Iraq, sparita una giornalista

BAGHDAD.Il perdurare degli attacchi dei ribelli e degli attentati suicidi costringono il governo provvisorio iracheno a prolungare fino al 5 febbraio lo stato di emergenza, nel tentativo di contenere le violenze, mentre la sparizione della giornalista francese Florence Aubenas, inviata del quotidiano Liberation, riaccende le preoccupazioni sulla sicurezza nel paese, a tre settimane dalle elezioni previste per il 30 gennaio. Il quotidiano Liberation ha annunciato di essere «da oltre 24 ore senza notizie di Florence Aubenas» la sua inviata speciale a Baghdad. Florence Aubenas era arrivata nella capitale irachena il 16 dicembre, insieme con il suo interprete iracheno, Hussein Hanoun Al Saadi. I due non sono stati più visti da quando, mercoledi mattina, hanno lasciato il loro albergo a Baghdad.

» **DATI GREZZI**

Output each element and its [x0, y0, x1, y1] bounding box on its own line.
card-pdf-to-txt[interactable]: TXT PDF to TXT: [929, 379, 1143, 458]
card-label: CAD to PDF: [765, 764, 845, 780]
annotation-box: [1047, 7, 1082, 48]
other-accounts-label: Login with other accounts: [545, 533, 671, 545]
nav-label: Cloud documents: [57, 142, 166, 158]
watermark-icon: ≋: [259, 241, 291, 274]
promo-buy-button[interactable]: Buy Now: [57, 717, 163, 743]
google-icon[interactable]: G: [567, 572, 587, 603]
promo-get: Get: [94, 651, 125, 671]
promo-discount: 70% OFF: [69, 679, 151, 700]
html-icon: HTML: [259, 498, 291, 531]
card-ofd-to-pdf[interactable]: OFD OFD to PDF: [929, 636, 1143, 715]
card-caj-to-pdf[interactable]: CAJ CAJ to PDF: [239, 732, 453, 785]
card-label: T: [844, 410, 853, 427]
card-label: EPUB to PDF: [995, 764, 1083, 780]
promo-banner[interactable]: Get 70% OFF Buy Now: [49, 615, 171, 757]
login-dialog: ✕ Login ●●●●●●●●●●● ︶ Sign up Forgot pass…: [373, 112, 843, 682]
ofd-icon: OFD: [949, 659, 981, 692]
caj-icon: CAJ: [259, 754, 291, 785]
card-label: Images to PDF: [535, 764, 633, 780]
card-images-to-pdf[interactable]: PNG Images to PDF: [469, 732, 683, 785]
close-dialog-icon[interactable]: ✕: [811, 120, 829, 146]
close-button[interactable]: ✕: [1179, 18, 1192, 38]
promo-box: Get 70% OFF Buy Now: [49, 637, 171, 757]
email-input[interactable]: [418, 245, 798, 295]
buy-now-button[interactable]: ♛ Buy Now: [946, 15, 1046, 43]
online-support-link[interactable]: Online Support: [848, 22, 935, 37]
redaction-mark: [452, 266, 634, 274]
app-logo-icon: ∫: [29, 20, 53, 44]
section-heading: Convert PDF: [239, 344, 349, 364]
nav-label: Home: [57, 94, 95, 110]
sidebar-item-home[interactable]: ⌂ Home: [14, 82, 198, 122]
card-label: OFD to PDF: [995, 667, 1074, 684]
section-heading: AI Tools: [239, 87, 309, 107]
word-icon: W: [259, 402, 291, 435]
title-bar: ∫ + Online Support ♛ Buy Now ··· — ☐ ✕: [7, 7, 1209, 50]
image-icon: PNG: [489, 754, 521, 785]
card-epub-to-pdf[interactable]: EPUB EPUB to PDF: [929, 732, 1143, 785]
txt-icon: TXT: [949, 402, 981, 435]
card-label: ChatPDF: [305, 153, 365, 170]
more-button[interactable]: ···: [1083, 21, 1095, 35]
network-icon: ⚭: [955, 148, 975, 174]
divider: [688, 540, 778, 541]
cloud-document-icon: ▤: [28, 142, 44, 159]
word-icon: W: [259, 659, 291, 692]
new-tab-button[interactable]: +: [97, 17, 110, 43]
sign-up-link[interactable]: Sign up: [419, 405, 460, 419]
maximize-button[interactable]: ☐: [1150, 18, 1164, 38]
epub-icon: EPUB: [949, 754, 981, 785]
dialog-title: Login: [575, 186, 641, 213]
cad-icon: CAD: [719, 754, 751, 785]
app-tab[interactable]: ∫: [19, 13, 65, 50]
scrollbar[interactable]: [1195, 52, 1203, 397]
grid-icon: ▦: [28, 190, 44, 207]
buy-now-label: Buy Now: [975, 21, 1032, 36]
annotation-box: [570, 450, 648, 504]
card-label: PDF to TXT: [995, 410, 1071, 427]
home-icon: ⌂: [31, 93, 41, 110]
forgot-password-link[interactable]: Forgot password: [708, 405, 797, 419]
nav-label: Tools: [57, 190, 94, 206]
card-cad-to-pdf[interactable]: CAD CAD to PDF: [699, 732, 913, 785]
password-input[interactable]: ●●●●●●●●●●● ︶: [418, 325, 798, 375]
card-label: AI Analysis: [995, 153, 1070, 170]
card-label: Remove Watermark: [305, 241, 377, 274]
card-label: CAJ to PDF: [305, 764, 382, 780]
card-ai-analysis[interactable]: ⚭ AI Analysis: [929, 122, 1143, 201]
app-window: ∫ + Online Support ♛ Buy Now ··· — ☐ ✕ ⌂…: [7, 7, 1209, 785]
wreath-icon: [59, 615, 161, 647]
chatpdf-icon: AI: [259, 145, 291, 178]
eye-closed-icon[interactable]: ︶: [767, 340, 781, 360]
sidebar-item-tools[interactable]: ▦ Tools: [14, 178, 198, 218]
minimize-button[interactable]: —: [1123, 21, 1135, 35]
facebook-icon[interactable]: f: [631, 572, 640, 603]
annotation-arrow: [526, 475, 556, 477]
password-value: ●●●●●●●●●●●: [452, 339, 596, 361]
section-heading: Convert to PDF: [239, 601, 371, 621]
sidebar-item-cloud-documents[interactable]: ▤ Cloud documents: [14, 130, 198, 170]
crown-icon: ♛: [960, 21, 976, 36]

» **COMPLETA QUANTO SEGUE**
• A. Nell'articolo sull'Iraq, in che giorno Florence Aubenas era arrivata a Baghdad?
• B. Secondo l'articolo sull'Iraq, perché il governo provvisorio iracheno prolunga lo stato di emergenza fino al 5 febbraio? Rispondi in una o due frasi.
• C. Prosegui l'articolo sull'Iraq a partire dall'ultima frase riportata.

» **RISPOSTE IN ORDINE**
• A. Il 16 dicembre.

• B. Il governo lo prolunga perché gli attacchi dei ribelli e gli attentati suicidi continuano. Con questa misura cerca di contenere le violenze.

• C.
Intanto le violenze non accennano a diminuire. Si moltiplicano anche gli attacchi contro singoli esponenti e movimenti politici: un esponente del Partito islamico iracheno, Omar mahmoud Abdulla, è stato assassinato a Mossul, come pure un attivista del partito comunista iracheno, Hadi Saleh. Un marine americano è invece rimasto ucciso durante un'operazione militare nella provincia sunnita ribelle di al-Anbar, nell'ovest dell'Iraq. Due soldati iracheni sono morti a Samarra durante scontri con un gruppo di insorti, e altri due hanno perso la vita in circostanze analoghe nella zona di Abu Farraj. Tre civili sono stati uccisi dall'esplosione di una mina lungo la strada.
E non sono solo gli assalti e gli attentati a mietere vittime: una trappola mortale è stata tesa a un gruppo di 18 operai disoccupati di un quartiere sciita di Baghdad, cui era stato promesso un lavoro in una base americana. Trasportati nel nord del Paese da datori di lavoro fittizi, sono stati tutti assassinati. Il fatto sarebbe avvenuto circa un mese fa, ma è stato reso noto solo ieri.